▶ Given exercise:
Quote the data below in full, please, without altering anything.

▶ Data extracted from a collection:
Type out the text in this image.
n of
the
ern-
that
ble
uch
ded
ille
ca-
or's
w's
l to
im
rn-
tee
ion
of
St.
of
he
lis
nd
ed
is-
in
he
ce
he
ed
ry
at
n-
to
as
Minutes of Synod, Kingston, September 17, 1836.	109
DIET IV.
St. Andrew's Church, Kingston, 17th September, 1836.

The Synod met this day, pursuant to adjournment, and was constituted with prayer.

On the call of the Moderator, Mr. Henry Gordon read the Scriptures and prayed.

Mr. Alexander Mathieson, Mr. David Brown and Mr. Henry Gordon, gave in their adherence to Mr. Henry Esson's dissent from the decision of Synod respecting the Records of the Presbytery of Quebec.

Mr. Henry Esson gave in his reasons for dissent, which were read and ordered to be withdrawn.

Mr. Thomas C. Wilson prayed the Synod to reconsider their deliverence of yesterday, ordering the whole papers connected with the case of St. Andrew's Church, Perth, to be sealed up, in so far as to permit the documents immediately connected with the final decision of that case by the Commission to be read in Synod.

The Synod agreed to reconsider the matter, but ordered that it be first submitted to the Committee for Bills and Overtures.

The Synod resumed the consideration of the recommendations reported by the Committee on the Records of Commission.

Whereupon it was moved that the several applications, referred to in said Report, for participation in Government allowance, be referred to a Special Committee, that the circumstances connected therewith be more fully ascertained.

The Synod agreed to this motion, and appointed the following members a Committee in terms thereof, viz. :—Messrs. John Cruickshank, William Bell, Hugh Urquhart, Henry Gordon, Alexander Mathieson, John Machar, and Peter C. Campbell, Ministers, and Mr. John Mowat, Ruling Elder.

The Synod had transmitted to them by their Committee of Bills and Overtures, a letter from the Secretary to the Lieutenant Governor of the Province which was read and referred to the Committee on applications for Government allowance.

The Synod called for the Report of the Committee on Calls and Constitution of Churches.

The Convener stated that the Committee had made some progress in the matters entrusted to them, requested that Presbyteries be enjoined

▶ Expected answer:
Type out the text in this image.
n of
the
ern-
that
ble
uch
ded
ille
ca-
or's
w's
l to
im
rn-
tee
ion
of
St.
of
he
lis
nd
ed
is-
in
he
ce
he
ed
ry
at
n-
to
as
Minutes of Synod, Kingston, September 17, 1836.	109
DIET IV.
St. Andrew's Church, Kingston, 17th September, 1836.

The Synod met this day, pursuant to adjournment, and was constituted with prayer.

On the call of the Moderator, Mr. Henry Gordon read the Scriptures and prayed.

Mr. Alexander Mathieson, Mr. David Brown and Mr. Henry Gordon, gave in their adherence to Mr. Henry Esson's dissent from the decision of Synod respecting the Records of the Presbytery of Quebec.

Mr. Henry Esson gave in his reasons for dissent, which were read and ordered to be withdrawn.

Mr. Thomas C. Wilson prayed the Synod to reconsider their deliverence of yesterday, ordering the whole papers connected with the case of St. Andrew's Church, Perth, to be sealed up, in so far as to permit the documents immediately connected with the final decision of that case by the Commission to be read in Synod.

The Synod agreed to reconsider the matter, but ordered that it be first submitted to the Committee for Bills and Overtures.

The Synod resumed the consideration of the recommendations reported by the Committee on the Records of Commission.

Whereupon it was moved that the several applications, referred to in said Report, for participation in Government allowance, be referred to a Special Committee, that the circumstances connected therewith be more fully ascertained.

The Synod agreed to this motion, and appointed the following members a Committee in terms thereof, viz. :—Messrs. John Cruickshank, William Bell, Hugh Urquhart, Henry Gordon, Alexander Mathieson, John Machar, and Peter C. Campbell, Ministers, and Mr. John Mowat, Ruling Elder.

The Synod had transmitted to them by their Committee of Bills and Overtures, a letter from the Secretary to the Lieutenant Governor of the Province which was read and referred to the Committee on applications for Government allowance.

The Synod called for the Report of the Committee on Calls and Constitution of Churches.

The Convener stated that the Committee had made some progress in the matters entrusted to them, requested that Presbyteries be enjoined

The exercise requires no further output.